■ **Objective**: Repeat all the rows below line for line, without changing a single character.

■ **Task data**:
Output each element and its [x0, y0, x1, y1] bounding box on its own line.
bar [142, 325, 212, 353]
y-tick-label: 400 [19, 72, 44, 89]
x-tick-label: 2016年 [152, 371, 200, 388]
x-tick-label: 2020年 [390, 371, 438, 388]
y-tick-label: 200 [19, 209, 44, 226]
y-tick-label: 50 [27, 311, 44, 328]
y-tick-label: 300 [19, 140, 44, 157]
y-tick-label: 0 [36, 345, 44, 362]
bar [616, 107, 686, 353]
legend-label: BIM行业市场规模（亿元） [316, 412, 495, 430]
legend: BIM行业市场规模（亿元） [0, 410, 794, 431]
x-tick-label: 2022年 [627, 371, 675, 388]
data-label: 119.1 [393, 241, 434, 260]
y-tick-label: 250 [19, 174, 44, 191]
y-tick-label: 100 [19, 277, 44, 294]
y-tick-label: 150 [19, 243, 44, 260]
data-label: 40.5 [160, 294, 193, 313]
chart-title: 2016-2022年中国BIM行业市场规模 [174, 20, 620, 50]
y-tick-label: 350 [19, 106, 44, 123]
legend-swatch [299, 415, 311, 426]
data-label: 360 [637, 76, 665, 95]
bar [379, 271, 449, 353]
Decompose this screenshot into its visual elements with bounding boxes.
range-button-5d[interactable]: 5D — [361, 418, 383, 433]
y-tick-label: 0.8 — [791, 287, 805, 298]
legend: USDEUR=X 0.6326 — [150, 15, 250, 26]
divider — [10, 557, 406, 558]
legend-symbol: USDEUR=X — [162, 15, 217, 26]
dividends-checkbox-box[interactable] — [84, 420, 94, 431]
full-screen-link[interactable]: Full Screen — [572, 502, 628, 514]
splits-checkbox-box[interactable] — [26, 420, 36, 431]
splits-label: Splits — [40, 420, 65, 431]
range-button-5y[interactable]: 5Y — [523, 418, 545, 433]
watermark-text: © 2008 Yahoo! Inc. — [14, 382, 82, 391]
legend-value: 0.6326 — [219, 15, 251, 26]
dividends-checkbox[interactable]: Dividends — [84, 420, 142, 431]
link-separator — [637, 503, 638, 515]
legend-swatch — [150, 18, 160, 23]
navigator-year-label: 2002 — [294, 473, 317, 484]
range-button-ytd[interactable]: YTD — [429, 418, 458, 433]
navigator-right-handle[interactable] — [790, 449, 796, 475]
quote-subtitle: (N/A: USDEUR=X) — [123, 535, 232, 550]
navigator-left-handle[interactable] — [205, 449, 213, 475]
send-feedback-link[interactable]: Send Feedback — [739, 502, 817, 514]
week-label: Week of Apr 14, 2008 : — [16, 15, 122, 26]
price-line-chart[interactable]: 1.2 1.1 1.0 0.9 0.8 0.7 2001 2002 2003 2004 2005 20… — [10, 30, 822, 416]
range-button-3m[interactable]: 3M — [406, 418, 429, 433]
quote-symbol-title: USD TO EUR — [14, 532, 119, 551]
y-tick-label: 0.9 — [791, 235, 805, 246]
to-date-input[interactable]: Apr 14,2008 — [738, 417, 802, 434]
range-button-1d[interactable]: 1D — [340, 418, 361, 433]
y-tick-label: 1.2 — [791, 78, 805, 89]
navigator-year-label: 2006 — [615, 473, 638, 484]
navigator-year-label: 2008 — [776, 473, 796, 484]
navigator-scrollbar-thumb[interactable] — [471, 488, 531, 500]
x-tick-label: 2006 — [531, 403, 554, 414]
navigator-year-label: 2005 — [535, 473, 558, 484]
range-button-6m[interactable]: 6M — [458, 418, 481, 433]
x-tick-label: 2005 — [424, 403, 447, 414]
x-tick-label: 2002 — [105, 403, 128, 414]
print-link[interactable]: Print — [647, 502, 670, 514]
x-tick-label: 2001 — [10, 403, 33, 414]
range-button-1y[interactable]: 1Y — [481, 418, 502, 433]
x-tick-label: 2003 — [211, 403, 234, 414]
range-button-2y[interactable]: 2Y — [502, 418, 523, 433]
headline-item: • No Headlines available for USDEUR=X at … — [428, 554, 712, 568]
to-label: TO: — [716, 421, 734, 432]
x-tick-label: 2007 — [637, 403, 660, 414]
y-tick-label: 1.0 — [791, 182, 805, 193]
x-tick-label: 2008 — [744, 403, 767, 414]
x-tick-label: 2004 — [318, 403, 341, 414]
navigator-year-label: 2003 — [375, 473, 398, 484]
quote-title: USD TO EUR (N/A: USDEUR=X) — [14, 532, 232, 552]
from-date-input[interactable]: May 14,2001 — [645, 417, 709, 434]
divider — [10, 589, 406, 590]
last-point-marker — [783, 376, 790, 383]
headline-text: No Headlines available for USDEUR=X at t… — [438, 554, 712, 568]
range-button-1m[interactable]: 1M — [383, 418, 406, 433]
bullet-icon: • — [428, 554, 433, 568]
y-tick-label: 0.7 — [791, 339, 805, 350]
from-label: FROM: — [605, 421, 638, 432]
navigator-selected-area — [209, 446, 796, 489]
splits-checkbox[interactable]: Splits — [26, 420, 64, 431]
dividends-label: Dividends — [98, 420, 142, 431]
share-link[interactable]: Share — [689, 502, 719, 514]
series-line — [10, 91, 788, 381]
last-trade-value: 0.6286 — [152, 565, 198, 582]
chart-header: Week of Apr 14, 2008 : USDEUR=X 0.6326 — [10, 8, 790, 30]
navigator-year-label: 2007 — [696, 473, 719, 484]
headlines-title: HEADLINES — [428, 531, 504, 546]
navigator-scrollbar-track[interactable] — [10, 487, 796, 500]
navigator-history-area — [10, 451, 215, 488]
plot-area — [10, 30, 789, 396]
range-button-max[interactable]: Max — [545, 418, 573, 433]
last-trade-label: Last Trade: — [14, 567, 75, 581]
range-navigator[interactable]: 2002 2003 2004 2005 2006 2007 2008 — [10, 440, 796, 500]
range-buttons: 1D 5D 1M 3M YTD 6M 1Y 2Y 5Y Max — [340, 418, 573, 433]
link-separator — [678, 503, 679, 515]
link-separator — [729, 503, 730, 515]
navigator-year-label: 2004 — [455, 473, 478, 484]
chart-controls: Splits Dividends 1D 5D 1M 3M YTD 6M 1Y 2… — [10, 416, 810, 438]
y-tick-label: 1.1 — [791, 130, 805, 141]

■ **Full response**:
Output each element and its [x0, y0, x1, y1] bounding box on its own line.
bar [142, 325, 212, 353]
y-tick-label: 400 [19, 72, 44, 89]
x-tick-label: 2016年 [152, 371, 200, 388]
x-tick-label: 2020年 [390, 371, 438, 388]
y-tick-label: 200 [19, 209, 44, 226]
y-tick-label: 50 [27, 311, 44, 328]
y-tick-label: 300 [19, 140, 44, 157]
y-tick-label: 0 [36, 345, 44, 362]
bar [616, 107, 686, 353]
legend-label: BIM行业市场规模（亿元） [316, 412, 495, 430]
legend: BIM行业市场规模（亿元） [0, 410, 794, 431]
x-tick-label: 2022年 [627, 371, 675, 388]
data-label: 119.1 [393, 241, 434, 260]
y-tick-label: 250 [19, 174, 44, 191]
y-tick-label: 100 [19, 277, 44, 294]
y-tick-label: 150 [19, 243, 44, 260]
data-label: 40.5 [160, 294, 193, 313]
chart-title: 2016-2022年中国BIM行业市场规模 [174, 20, 620, 50]
y-tick-label: 350 [19, 106, 44, 123]
legend-swatch [299, 415, 311, 426]
data-label: 360 [637, 76, 665, 95]
bar [379, 271, 449, 353]
Decompose this screenshot into its visual elements with bounding boxes.
range-button-5d[interactable]: 5D — [361, 418, 383, 433]
y-tick-label: 0.8 — [791, 287, 805, 298]
legend: USDEUR=X 0.6326 — [150, 15, 250, 26]
divider — [10, 557, 406, 558]
legend-symbol: USDEUR=X — [162, 15, 217, 26]
dividends-checkbox-box[interactable] — [84, 420, 94, 431]
full-screen-link[interactable]: Full Screen — [572, 502, 628, 514]
splits-checkbox-box[interactable] — [26, 420, 36, 431]
splits-label: Splits — [40, 420, 65, 431]
range-button-5y[interactable]: 5Y — [523, 418, 545, 433]
watermark-text: © 2008 Yahoo! Inc. — [14, 382, 82, 391]
legend-value: 0.6326 — [219, 15, 251, 26]
dividends-checkbox[interactable]: Dividends — [84, 420, 142, 431]
link-separator — [637, 503, 638, 515]
legend-swatch — [150, 18, 160, 23]
navigator-year-label: 2002 — [294, 473, 317, 484]
range-button-ytd[interactable]: YTD — [429, 418, 458, 433]
navigator-right-handle[interactable] — [790, 449, 796, 475]
quote-subtitle: (N/A: USDEUR=X) — [123, 535, 232, 550]
navigator-left-handle[interactable] — [205, 449, 213, 475]
send-feedback-link[interactable]: Send Feedback — [739, 502, 817, 514]
week-label: Week of Apr 14, 2008 : — [16, 15, 122, 26]
price-line-chart[interactable]: 1.2 1.1 1.0 0.9 0.8 0.7 2001 2002 2003 2004 2005 20… — [10, 30, 822, 416]
range-button-3m[interactable]: 3M — [406, 418, 429, 433]
quote-symbol-title: USD TO EUR — [14, 532, 119, 551]
y-tick-label: 0.9 — [791, 235, 805, 246]
to-date-input[interactable]: Apr 14,2008 — [738, 417, 802, 434]
range-button-1d[interactable]: 1D — [340, 418, 361, 433]
y-tick-label: 1.2 — [791, 78, 805, 89]
navigator-year-label: 2006 — [615, 473, 638, 484]
navigator-year-label: 2008 — [776, 473, 796, 484]
navigator-scrollbar-thumb[interactable] — [471, 488, 531, 500]
x-tick-label: 2006 — [531, 403, 554, 414]
navigator-year-label: 2005 — [535, 473, 558, 484]
range-button-6m[interactable]: 6M — [458, 418, 481, 433]
x-tick-label: 2005 — [424, 403, 447, 414]
x-tick-label: 2002 — [105, 403, 128, 414]
print-link[interactable]: Print — [647, 502, 670, 514]
x-tick-label: 2001 — [10, 403, 33, 414]
range-button-1y[interactable]: 1Y — [481, 418, 502, 433]
x-tick-label: 2003 — [211, 403, 234, 414]
range-button-2y[interactable]: 2Y — [502, 418, 523, 433]
headline-item: • No Headlines available for USDEUR=X at … — [428, 554, 712, 568]
to-label: TO: — [716, 421, 734, 432]
x-tick-label: 2007 — [637, 403, 660, 414]
y-tick-label: 1.0 — [791, 182, 805, 193]
x-tick-label: 2008 — [744, 403, 767, 414]
x-tick-label: 2004 — [318, 403, 341, 414]
navigator-year-label: 2003 — [375, 473, 398, 484]
quote-title: USD TO EUR (N/A: USDEUR=X) — [14, 532, 232, 552]
from-date-input[interactable]: May 14,2001 — [645, 417, 709, 434]
divider — [10, 589, 406, 590]
last-point-marker — [783, 376, 790, 383]
headline-text: No Headlines available for USDEUR=X at t… — [438, 554, 712, 568]
range-button-1m[interactable]: 1M — [383, 418, 406, 433]
bullet-icon: • — [428, 554, 433, 568]
y-tick-label: 0.7 — [791, 339, 805, 350]
from-label: FROM: — [605, 421, 638, 432]
navigator-selected-area — [209, 446, 796, 489]
splits-checkbox[interactable]: Splits — [26, 420, 64, 431]
dividends-label: Dividends — [98, 420, 142, 431]
share-link[interactable]: Share — [689, 502, 719, 514]
series-line — [10, 91, 788, 381]
last-trade-value: 0.6286 — [152, 565, 198, 582]
chart-header: Week of Apr 14, 2008 : USDEUR=X 0.6326 — [10, 8, 790, 30]
navigator-year-label: 2007 — [696, 473, 719, 484]
headlines-title: HEADLINES — [428, 531, 504, 546]
navigator-scrollbar-track[interactable] — [10, 487, 796, 500]
navigator-history-area — [10, 451, 215, 488]
plot-area — [10, 30, 789, 396]
range-button-max[interactable]: Max — [545, 418, 573, 433]
last-trade-label: Last Trade: — [14, 567, 75, 581]
range-navigator[interactable]: 2002 2003 2004 2005 2006 2007 2008 — [10, 440, 796, 500]
range-buttons: 1D 5D 1M 3M YTD 6M 1Y 2Y 5Y Max — [340, 418, 573, 433]
link-separator — [678, 503, 679, 515]
link-separator — [729, 503, 730, 515]
navigator-year-label: 2004 — [455, 473, 478, 484]
chart-controls: Splits Dividends 1D 5D 1M 3M YTD 6M 1Y 2… — [10, 416, 810, 438]
y-tick-label: 1.1 — [791, 130, 805, 141]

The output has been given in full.